■ Work to complete
Can you transcribe the data exactly? Leave the pictures out.

■ Information supplied
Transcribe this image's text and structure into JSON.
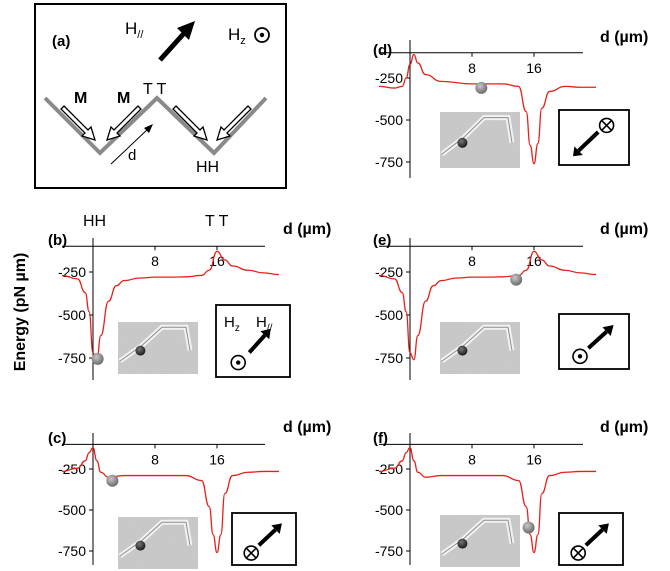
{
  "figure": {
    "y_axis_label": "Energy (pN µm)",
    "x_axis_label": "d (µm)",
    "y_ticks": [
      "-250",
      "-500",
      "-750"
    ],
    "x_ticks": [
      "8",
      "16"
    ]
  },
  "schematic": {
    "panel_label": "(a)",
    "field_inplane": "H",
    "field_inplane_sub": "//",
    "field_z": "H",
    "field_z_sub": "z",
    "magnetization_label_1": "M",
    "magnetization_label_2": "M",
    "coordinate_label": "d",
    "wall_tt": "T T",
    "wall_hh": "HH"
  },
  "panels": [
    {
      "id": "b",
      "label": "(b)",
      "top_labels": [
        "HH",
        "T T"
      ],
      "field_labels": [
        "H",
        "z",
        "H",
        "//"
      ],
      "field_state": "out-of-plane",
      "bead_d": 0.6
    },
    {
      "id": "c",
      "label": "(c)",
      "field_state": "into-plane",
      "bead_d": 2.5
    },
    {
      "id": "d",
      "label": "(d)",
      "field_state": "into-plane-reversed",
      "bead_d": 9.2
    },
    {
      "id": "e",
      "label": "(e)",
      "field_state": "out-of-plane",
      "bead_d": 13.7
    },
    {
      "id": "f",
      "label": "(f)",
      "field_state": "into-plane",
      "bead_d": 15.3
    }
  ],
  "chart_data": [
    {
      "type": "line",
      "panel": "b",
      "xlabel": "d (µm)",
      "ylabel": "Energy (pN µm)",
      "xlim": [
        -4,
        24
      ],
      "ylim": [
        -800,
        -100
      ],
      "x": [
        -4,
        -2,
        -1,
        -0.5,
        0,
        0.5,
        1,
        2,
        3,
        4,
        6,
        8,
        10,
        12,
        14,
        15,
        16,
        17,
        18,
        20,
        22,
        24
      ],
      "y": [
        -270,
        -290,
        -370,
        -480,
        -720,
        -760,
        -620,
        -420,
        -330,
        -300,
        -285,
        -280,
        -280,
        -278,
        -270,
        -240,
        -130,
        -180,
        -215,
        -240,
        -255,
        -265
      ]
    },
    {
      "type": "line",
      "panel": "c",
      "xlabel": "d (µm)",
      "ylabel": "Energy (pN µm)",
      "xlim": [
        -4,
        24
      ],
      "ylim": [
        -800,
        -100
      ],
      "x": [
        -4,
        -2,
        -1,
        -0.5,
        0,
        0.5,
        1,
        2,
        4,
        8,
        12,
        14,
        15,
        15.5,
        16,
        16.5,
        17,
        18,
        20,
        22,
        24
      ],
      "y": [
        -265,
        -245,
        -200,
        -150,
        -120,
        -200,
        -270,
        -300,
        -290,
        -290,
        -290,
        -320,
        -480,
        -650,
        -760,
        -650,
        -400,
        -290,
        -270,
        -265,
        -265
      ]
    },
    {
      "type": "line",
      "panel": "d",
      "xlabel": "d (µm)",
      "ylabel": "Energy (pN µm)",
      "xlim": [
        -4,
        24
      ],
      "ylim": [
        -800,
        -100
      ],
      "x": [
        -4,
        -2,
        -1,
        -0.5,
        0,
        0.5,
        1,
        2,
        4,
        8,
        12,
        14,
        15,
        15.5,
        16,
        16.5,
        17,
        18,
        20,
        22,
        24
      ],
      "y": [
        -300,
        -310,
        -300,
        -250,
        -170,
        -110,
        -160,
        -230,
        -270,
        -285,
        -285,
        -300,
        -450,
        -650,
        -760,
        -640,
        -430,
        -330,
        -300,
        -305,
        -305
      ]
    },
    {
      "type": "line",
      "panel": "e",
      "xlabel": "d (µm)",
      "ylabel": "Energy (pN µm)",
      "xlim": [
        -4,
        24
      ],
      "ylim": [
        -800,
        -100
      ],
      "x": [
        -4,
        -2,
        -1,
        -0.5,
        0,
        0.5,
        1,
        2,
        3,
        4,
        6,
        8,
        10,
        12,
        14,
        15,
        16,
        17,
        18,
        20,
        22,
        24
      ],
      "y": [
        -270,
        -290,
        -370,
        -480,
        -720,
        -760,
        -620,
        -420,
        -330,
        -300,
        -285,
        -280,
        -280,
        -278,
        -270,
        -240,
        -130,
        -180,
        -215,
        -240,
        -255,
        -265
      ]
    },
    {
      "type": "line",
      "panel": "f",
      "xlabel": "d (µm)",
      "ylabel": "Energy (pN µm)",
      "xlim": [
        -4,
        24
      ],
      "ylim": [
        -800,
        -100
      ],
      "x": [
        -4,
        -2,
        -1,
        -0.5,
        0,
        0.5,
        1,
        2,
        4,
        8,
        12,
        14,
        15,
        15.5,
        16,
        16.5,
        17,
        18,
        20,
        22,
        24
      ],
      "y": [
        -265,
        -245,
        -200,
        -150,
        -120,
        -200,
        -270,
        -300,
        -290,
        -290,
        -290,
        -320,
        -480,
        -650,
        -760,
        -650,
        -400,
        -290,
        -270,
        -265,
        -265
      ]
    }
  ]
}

■ Complete response
Transcribe this image's text and structure into JSON.
{
  "figure": {
    "y_axis_label": "Energy (pN µm)",
    "x_axis_label": "d (µm)",
    "y_ticks": [
      "-250",
      "-500",
      "-750"
    ],
    "x_ticks": [
      "8",
      "16"
    ]
  },
  "schematic": {
    "panel_label": "(a)",
    "field_inplane": "H",
    "field_inplane_sub": "//",
    "field_z": "H",
    "field_z_sub": "z",
    "magnetization_label_1": "M",
    "magnetization_label_2": "M",
    "coordinate_label": "d",
    "wall_tt": "T T",
    "wall_hh": "HH"
  },
  "panels": [
    {
      "id": "b",
      "label": "(b)",
      "top_labels": [
        "HH",
        "T T"
      ],
      "field_labels": [
        "H",
        "z",
        "H",
        "//"
      ],
      "field_state": "out-of-plane",
      "bead_d": 0.6
    },
    {
      "id": "c",
      "label": "(c)",
      "field_state": "into-plane",
      "bead_d": 2.5
    },
    {
      "id": "d",
      "label": "(d)",
      "field_state": "into-plane-reversed",
      "bead_d": 9.2
    },
    {
      "id": "e",
      "label": "(e)",
      "field_state": "out-of-plane",
      "bead_d": 13.7
    },
    {
      "id": "f",
      "label": "(f)",
      "field_state": "into-plane",
      "bead_d": 15.3
    }
  ],
  "chart_data": [
    {
      "type": "line",
      "panel": "b",
      "xlabel": "d (µm)",
      "ylabel": "Energy (pN µm)",
      "xlim": [
        -4,
        24
      ],
      "ylim": [
        -800,
        -100
      ],
      "x": [
        -4,
        -2,
        -1,
        -0.5,
        0,
        0.5,
        1,
        2,
        3,
        4,
        6,
        8,
        10,
        12,
        14,
        15,
        16,
        17,
        18,
        20,
        22,
        24
      ],
      "y": [
        -270,
        -290,
        -370,
        -480,
        -720,
        -760,
        -620,
        -420,
        -330,
        -300,
        -285,
        -280,
        -280,
        -278,
        -270,
        -240,
        -130,
        -180,
        -215,
        -240,
        -255,
        -265
      ]
    },
    {
      "type": "line",
      "panel": "c",
      "xlabel": "d (µm)",
      "ylabel": "Energy (pN µm)",
      "xlim": [
        -4,
        24
      ],
      "ylim": [
        -800,
        -100
      ],
      "x": [
        -4,
        -2,
        -1,
        -0.5,
        0,
        0.5,
        1,
        2,
        4,
        8,
        12,
        14,
        15,
        15.5,
        16,
        16.5,
        17,
        18,
        20,
        22,
        24
      ],
      "y": [
        -265,
        -245,
        -200,
        -150,
        -120,
        -200,
        -270,
        -300,
        -290,
        -290,
        -290,
        -320,
        -480,
        -650,
        -760,
        -650,
        -400,
        -290,
        -270,
        -265,
        -265
      ]
    },
    {
      "type": "line",
      "panel": "d",
      "xlabel": "d (µm)",
      "ylabel": "Energy (pN µm)",
      "xlim": [
        -4,
        24
      ],
      "ylim": [
        -800,
        -100
      ],
      "x": [
        -4,
        -2,
        -1,
        -0.5,
        0,
        0.5,
        1,
        2,
        4,
        8,
        12,
        14,
        15,
        15.5,
        16,
        16.5,
        17,
        18,
        20,
        22,
        24
      ],
      "y": [
        -300,
        -310,
        -300,
        -250,
        -170,
        -110,
        -160,
        -230,
        -270,
        -285,
        -285,
        -300,
        -450,
        -650,
        -760,
        -640,
        -430,
        -330,
        -300,
        -305,
        -305
      ]
    },
    {
      "type": "line",
      "panel": "e",
      "xlabel": "d (µm)",
      "ylabel": "Energy (pN µm)",
      "xlim": [
        -4,
        24
      ],
      "ylim": [
        -800,
        -100
      ],
      "x": [
        -4,
        -2,
        -1,
        -0.5,
        0,
        0.5,
        1,
        2,
        3,
        4,
        6,
        8,
        10,
        12,
        14,
        15,
        16,
        17,
        18,
        20,
        22,
        24
      ],
      "y": [
        -270,
        -290,
        -370,
        -480,
        -720,
        -760,
        -620,
        -420,
        -330,
        -300,
        -285,
        -280,
        -280,
        -278,
        -270,
        -240,
        -130,
        -180,
        -215,
        -240,
        -255,
        -265
      ]
    },
    {
      "type": "line",
      "panel": "f",
      "xlabel": "d (µm)",
      "ylabel": "Energy (pN µm)",
      "xlim": [
        -4,
        24
      ],
      "ylim": [
        -800,
        -100
      ],
      "x": [
        -4,
        -2,
        -1,
        -0.5,
        0,
        0.5,
        1,
        2,
        4,
        8,
        12,
        14,
        15,
        15.5,
        16,
        16.5,
        17,
        18,
        20,
        22,
        24
      ],
      "y": [
        -265,
        -245,
        -200,
        -150,
        -120,
        -200,
        -270,
        -300,
        -290,
        -290,
        -290,
        -320,
        -480,
        -650,
        -760,
        -650,
        -400,
        -290,
        -270,
        -265,
        -265
      ]
    }
  ]
}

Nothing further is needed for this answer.